*** Records to use
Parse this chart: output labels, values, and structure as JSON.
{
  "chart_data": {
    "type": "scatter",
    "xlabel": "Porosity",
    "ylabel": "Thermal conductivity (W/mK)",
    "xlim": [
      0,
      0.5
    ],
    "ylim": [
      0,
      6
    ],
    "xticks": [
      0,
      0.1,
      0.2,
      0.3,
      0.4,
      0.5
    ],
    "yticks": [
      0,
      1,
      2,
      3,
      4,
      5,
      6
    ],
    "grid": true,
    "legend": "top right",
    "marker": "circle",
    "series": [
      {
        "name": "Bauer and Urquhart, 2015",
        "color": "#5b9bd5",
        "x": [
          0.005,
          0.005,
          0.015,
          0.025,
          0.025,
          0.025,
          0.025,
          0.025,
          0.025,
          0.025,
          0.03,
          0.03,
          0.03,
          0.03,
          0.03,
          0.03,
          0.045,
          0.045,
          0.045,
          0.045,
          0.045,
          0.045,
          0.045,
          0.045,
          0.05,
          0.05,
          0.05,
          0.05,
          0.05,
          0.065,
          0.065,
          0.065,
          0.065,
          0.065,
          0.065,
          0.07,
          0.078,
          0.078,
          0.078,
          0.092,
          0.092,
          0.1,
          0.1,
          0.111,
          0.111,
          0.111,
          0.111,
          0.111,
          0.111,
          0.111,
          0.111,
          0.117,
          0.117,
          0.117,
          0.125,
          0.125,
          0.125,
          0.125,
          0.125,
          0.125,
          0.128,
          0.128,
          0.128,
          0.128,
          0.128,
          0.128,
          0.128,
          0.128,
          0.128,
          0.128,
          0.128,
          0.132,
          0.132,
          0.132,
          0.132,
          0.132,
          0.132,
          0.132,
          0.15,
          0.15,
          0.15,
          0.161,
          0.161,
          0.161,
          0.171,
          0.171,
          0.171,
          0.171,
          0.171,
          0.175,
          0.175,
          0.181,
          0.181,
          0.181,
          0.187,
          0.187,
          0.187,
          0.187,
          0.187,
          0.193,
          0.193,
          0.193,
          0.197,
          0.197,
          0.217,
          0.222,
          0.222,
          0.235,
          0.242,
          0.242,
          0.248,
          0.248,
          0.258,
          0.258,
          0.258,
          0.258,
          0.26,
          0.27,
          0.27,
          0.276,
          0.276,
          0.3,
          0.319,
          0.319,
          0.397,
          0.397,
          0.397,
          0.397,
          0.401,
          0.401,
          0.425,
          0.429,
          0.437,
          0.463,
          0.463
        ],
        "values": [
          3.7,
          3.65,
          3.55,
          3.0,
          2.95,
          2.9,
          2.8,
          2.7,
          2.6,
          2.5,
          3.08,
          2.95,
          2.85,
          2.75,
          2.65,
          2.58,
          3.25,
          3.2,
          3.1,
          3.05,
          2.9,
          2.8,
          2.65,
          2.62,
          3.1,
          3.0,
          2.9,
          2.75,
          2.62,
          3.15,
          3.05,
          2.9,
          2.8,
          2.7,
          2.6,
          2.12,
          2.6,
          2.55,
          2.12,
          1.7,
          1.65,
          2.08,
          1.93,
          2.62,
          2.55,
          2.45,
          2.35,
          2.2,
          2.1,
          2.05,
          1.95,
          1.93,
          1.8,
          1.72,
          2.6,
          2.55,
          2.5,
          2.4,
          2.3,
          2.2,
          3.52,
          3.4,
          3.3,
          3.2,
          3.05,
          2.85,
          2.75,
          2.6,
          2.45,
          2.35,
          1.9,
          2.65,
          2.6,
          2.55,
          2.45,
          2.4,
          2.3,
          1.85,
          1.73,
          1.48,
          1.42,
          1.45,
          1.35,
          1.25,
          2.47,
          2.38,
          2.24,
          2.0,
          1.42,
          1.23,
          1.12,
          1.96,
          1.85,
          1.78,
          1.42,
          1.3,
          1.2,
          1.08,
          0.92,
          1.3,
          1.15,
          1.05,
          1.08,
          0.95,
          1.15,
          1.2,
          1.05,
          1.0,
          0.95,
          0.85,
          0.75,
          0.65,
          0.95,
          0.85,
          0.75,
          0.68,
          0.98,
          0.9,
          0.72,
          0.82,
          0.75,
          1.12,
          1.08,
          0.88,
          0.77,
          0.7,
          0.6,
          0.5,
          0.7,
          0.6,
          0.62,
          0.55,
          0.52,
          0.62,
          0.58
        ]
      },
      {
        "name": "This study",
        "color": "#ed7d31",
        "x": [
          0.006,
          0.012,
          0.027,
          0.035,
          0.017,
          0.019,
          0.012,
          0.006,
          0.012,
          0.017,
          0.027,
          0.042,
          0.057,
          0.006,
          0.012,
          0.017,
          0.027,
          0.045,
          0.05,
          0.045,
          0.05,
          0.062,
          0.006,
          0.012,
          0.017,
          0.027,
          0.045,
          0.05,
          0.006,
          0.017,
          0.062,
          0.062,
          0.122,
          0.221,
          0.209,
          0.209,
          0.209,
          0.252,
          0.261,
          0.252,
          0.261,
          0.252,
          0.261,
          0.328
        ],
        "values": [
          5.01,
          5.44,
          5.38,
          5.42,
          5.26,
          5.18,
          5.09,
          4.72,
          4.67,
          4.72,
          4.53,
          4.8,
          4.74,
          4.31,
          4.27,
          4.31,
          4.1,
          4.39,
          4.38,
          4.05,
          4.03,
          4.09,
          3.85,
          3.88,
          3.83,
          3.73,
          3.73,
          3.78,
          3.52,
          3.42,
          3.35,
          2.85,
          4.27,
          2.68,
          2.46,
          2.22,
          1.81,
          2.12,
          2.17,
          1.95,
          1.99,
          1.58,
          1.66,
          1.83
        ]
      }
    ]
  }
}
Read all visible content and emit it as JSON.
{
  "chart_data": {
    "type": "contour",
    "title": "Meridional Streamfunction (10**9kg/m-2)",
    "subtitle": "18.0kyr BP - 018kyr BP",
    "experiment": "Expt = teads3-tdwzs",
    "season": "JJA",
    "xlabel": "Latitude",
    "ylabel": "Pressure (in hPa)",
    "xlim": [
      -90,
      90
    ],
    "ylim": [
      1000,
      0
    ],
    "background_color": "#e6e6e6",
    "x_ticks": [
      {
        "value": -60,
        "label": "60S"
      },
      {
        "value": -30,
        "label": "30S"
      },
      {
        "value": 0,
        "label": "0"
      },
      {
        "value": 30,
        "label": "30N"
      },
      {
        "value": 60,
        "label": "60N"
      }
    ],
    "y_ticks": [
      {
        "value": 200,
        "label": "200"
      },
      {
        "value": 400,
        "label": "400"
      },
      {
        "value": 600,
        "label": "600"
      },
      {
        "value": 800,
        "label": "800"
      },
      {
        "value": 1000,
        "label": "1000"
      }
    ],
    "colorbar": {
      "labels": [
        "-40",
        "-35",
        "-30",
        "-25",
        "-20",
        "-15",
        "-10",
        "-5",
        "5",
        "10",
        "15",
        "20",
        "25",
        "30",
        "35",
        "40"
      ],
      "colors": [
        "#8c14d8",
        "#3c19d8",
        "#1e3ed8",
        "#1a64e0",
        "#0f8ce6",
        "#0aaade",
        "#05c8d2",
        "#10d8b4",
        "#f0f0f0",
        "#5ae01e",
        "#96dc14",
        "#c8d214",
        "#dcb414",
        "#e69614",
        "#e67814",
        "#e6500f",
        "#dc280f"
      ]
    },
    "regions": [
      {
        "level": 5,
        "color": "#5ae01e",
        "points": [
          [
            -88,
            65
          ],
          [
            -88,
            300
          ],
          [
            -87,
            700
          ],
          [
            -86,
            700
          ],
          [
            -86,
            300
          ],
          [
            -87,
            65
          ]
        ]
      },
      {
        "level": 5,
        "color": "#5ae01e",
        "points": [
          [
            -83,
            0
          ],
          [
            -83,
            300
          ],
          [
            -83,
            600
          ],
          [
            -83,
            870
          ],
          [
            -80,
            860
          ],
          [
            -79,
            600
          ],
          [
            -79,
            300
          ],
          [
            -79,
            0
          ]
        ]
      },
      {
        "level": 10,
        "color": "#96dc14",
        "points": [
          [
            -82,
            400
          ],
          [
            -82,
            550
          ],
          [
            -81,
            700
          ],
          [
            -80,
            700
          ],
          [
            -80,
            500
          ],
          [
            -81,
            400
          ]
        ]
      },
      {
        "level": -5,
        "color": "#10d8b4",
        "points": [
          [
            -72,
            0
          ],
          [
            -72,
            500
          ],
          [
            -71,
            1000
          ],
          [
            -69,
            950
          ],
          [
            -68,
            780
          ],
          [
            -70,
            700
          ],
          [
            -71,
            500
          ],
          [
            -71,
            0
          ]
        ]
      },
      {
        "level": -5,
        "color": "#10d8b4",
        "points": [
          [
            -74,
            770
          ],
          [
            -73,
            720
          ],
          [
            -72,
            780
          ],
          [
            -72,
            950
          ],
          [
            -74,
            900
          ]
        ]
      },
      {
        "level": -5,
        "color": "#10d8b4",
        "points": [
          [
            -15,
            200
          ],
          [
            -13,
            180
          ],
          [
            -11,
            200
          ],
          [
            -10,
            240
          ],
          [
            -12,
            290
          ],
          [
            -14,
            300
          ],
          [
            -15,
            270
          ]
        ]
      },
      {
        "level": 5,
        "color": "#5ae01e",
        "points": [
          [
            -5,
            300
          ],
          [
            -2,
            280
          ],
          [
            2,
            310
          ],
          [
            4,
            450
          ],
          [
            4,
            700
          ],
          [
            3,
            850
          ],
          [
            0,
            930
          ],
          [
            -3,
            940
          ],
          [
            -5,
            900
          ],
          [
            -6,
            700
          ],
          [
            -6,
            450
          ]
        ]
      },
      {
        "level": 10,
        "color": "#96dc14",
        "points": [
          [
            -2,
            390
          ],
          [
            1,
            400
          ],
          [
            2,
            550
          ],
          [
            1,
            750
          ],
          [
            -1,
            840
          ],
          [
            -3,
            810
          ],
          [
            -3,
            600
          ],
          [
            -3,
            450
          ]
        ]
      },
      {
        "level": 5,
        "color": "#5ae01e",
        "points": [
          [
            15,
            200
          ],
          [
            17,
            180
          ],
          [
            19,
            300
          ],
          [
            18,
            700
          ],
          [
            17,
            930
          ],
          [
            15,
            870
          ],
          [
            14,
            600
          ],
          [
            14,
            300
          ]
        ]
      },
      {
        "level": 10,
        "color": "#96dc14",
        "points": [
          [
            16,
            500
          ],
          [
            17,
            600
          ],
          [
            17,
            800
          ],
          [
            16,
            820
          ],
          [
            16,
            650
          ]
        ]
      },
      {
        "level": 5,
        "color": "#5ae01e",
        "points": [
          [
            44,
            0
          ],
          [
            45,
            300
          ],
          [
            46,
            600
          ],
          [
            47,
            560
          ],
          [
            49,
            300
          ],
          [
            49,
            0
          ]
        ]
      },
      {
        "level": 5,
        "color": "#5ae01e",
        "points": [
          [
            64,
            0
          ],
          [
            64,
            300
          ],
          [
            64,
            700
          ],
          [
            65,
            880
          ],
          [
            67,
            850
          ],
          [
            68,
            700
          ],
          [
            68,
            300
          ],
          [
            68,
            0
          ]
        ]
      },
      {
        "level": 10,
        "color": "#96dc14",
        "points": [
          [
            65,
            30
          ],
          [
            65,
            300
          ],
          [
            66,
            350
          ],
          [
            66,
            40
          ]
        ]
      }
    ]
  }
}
******
### Problem details
Find the lines containing "labels" and pull them out.

### Written answer
Parse this chart: output labels, values, and structure as JSON.
      "labels": [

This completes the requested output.